• SHORT TASK
Out of the lines below, please list those that hold the string "деньги".

• GIVEN INFORMATION
START

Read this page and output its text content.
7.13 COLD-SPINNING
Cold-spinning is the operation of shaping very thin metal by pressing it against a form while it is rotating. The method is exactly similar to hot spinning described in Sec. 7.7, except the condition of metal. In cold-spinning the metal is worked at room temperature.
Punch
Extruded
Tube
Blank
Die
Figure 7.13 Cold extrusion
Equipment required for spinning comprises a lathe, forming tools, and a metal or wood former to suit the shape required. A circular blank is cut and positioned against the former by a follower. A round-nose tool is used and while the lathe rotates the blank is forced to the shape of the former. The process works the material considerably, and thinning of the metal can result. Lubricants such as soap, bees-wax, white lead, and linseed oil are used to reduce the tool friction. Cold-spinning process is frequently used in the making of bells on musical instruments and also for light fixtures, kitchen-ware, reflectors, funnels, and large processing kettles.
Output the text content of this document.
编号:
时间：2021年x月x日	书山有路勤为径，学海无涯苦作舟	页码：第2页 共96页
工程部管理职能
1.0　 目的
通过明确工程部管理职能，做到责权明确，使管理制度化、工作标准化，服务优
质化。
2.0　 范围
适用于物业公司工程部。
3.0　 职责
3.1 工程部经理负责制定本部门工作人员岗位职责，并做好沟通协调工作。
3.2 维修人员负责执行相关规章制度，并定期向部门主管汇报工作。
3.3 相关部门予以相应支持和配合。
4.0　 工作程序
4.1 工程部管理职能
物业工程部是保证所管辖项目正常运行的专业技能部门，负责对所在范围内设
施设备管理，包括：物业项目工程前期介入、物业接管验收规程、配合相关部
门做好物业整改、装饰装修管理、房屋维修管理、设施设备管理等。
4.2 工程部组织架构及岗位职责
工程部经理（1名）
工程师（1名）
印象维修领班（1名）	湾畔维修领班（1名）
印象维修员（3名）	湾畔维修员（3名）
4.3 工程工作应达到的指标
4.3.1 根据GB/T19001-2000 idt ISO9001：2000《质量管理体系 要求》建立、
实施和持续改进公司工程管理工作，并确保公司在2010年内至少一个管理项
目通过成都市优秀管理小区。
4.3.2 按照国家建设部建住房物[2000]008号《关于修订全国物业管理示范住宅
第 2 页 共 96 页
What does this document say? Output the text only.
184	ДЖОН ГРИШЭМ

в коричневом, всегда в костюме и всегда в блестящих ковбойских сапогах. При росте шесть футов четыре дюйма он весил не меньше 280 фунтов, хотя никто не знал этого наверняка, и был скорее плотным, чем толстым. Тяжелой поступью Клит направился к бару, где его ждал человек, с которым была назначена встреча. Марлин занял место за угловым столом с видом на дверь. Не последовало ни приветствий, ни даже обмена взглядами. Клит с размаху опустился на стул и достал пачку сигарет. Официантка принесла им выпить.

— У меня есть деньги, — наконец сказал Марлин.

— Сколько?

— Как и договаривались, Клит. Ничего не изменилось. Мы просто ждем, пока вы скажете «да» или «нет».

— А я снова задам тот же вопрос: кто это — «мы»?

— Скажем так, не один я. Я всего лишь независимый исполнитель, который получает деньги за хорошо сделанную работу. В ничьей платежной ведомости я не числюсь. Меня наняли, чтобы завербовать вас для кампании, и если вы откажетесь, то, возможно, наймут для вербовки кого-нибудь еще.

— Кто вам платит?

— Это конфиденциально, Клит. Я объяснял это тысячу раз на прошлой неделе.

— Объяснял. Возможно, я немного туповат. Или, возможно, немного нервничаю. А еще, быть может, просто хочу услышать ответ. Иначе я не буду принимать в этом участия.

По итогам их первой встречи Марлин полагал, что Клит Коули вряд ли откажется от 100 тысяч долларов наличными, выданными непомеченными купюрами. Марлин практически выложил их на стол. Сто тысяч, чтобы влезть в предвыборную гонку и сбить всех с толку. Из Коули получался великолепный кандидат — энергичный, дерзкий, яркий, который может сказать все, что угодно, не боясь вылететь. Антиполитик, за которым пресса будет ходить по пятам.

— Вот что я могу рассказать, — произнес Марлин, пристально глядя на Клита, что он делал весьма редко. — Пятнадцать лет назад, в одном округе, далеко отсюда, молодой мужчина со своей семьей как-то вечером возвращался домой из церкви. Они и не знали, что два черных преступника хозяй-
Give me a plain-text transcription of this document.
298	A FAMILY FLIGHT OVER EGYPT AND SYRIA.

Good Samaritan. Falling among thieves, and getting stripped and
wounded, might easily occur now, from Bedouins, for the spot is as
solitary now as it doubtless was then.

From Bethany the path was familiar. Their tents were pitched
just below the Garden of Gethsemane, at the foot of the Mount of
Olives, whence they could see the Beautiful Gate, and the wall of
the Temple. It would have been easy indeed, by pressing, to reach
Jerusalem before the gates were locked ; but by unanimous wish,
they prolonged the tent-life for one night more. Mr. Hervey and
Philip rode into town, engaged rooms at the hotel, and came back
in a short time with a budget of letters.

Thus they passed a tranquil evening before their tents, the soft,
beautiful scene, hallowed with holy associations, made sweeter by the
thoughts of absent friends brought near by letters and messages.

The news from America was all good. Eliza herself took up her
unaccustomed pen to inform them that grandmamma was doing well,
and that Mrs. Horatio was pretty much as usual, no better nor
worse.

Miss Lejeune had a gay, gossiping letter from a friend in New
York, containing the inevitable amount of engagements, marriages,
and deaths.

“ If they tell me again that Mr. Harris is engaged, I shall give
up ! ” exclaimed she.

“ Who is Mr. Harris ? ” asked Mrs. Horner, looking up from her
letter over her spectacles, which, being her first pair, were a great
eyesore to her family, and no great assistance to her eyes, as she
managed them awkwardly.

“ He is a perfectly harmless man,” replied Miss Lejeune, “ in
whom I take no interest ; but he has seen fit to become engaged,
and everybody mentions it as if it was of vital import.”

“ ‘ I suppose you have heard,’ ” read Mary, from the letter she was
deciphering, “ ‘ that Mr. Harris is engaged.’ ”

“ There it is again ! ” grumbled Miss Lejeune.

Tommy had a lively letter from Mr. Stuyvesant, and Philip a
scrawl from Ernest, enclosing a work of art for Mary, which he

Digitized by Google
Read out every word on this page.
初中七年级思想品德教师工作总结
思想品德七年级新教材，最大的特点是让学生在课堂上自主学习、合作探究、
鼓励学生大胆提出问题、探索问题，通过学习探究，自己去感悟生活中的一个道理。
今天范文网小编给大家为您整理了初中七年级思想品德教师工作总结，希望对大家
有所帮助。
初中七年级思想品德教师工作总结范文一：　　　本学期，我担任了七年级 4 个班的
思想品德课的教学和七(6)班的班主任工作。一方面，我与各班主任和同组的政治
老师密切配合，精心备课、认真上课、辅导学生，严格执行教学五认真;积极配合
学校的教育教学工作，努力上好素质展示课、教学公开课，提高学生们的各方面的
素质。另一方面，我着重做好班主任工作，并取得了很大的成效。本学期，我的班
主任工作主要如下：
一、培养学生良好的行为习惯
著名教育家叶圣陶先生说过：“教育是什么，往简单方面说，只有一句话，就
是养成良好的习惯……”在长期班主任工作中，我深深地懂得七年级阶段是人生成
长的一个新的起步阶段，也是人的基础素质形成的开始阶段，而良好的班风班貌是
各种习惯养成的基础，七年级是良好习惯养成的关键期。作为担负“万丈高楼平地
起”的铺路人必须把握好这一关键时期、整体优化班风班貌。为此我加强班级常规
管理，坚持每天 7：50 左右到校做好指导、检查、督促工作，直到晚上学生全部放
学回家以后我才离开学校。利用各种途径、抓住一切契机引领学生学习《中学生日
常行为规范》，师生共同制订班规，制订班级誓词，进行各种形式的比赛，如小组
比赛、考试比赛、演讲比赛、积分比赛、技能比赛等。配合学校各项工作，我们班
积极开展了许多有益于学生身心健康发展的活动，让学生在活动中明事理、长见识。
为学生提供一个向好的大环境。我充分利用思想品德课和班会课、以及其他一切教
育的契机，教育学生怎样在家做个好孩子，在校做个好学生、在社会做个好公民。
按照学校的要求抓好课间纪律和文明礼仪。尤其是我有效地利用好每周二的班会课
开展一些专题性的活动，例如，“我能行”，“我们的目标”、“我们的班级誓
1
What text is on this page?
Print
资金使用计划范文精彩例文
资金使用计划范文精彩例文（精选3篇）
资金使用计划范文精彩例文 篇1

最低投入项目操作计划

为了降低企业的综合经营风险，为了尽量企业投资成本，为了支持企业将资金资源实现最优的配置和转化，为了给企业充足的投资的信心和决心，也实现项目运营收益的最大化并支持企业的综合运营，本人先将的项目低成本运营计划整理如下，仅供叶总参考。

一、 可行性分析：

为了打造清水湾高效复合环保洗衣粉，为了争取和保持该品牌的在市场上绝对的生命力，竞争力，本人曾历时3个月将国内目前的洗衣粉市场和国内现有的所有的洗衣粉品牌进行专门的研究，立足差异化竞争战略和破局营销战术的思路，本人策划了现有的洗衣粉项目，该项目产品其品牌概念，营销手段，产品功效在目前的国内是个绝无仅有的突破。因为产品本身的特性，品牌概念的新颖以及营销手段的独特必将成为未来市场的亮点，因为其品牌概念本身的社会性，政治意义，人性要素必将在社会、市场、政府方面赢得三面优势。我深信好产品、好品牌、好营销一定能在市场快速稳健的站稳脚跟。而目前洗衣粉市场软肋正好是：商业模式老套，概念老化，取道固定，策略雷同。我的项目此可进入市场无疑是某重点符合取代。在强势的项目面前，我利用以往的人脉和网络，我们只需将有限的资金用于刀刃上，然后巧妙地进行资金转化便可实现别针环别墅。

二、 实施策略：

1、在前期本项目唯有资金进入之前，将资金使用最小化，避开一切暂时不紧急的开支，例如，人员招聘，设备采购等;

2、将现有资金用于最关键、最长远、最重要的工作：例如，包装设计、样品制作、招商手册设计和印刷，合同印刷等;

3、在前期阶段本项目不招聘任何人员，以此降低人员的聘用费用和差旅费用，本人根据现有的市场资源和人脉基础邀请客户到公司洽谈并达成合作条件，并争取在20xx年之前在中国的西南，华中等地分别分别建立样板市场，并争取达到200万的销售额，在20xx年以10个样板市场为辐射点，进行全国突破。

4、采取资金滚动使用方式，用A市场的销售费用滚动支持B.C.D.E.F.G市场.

END

• RESULT
— У меня есть деньги, — наконец сказал Марлин.
— Скажем так, не один я. Я всего лишь независимый исполнитель, который получает деньги за хорошо сделанную работу. В ничьей платежной ведомости я не числюсь. Меня наняли, чтобы завербовать вас для кампании, и если вы откажетесь, то, возможно, наймут для вербовки кого-нибудь еще.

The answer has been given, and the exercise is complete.